## TASK
Give the material once more, word for word, without any images.

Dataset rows
◆ ◆ ◆ ◆ ◆ ◆ ◆

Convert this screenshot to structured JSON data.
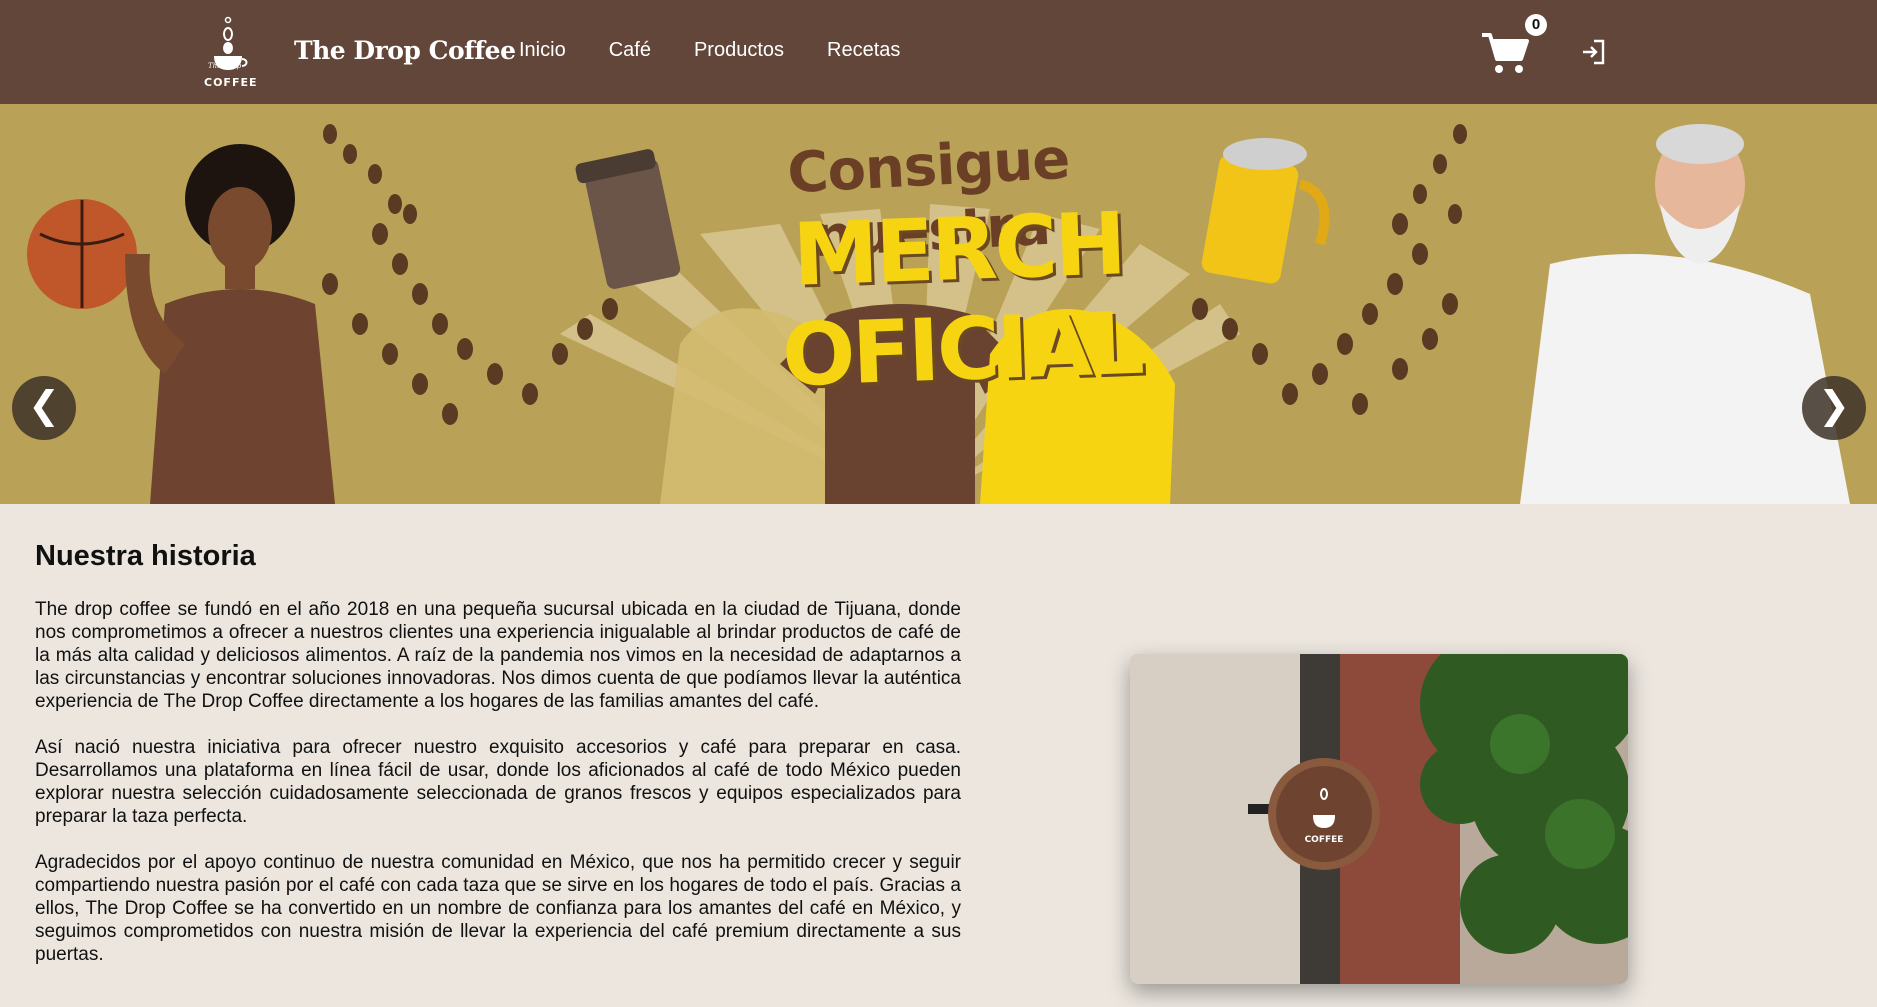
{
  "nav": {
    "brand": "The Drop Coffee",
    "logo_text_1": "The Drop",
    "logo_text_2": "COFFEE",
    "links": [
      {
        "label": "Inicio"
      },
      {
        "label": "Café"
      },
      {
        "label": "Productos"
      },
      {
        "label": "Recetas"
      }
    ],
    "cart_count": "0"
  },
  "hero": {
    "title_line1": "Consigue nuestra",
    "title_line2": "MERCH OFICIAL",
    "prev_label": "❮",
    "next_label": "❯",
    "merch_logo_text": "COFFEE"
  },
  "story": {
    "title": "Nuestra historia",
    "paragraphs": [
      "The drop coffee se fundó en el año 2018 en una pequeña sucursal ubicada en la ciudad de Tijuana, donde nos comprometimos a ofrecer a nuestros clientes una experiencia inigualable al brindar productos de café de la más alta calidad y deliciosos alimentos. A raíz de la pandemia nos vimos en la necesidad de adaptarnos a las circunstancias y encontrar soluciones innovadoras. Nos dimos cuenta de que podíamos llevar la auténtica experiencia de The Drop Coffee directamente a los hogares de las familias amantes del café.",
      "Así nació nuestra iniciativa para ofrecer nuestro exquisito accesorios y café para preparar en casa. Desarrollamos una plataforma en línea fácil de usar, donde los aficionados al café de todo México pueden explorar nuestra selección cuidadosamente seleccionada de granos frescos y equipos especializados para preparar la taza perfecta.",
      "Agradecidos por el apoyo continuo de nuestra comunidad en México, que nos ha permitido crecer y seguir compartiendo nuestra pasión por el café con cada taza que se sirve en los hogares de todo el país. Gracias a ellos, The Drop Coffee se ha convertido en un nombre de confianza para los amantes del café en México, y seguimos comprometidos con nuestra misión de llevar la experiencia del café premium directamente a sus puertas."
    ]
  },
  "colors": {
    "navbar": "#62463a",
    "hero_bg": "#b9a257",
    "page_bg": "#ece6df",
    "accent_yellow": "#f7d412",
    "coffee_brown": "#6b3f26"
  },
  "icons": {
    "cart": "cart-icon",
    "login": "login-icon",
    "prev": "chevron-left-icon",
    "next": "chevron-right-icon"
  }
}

◆ ◆ ◆ ◆ ◆ ◆ ◆

## EXPECTED ANSWER
Convert this screenshot to structured JSON data.
{
  "nav": {
    "brand": "The Drop Coffee",
    "logo_text_1": "The Drop",
    "logo_text_2": "COFFEE",
    "links": [
      {
        "label": "Inicio"
      },
      {
        "label": "Café"
      },
      {
        "label": "Productos"
      },
      {
        "label": "Recetas"
      }
    ],
    "cart_count": "0"
  },
  "hero": {
    "title_line1": "Consigue nuestra",
    "title_line2": "MERCH OFICIAL",
    "prev_label": "❮",
    "next_label": "❯",
    "merch_logo_text": "COFFEE"
  },
  "story": {
    "title": "Nuestra historia",
    "paragraphs": [
      "The drop coffee se fundó en el año 2018 en una pequeña sucursal ubicada en la ciudad de Tijuana, donde nos comprometimos a ofrecer a nuestros clientes una experiencia inigualable al brindar productos de café de la más alta calidad y deliciosos alimentos. A raíz de la pandemia nos vimos en la necesidad de adaptarnos a las circunstancias y encontrar soluciones innovadoras. Nos dimos cuenta de que podíamos llevar la auténtica experiencia de The Drop Coffee directamente a los hogares de las familias amantes del café.",
      "Así nació nuestra iniciativa para ofrecer nuestro exquisito accesorios y café para preparar en casa. Desarrollamos una plataforma en línea fácil de usar, donde los aficionados al café de todo México pueden explorar nuestra selección cuidadosamente seleccionada de granos frescos y equipos especializados para preparar la taza perfecta.",
      "Agradecidos por el apoyo continuo de nuestra comunidad en México, que nos ha permitido crecer y seguir compartiendo nuestra pasión por el café con cada taza que se sirve en los hogares de todo el país. Gracias a ellos, The Drop Coffee se ha convertido en un nombre de confianza para los amantes del café en México, y seguimos comprometidos con nuestra misión de llevar la experiencia del café premium directamente a sus puertas."
    ]
  },
  "colors": {
    "navbar": "#62463a",
    "hero_bg": "#b9a257",
    "page_bg": "#ece6df",
    "accent_yellow": "#f7d412",
    "coffee_brown": "#6b3f26"
  },
  "icons": {
    "cart": "cart-icon",
    "login": "login-icon",
    "prev": "chevron-left-icon",
    "next": "chevron-right-icon"
  }
}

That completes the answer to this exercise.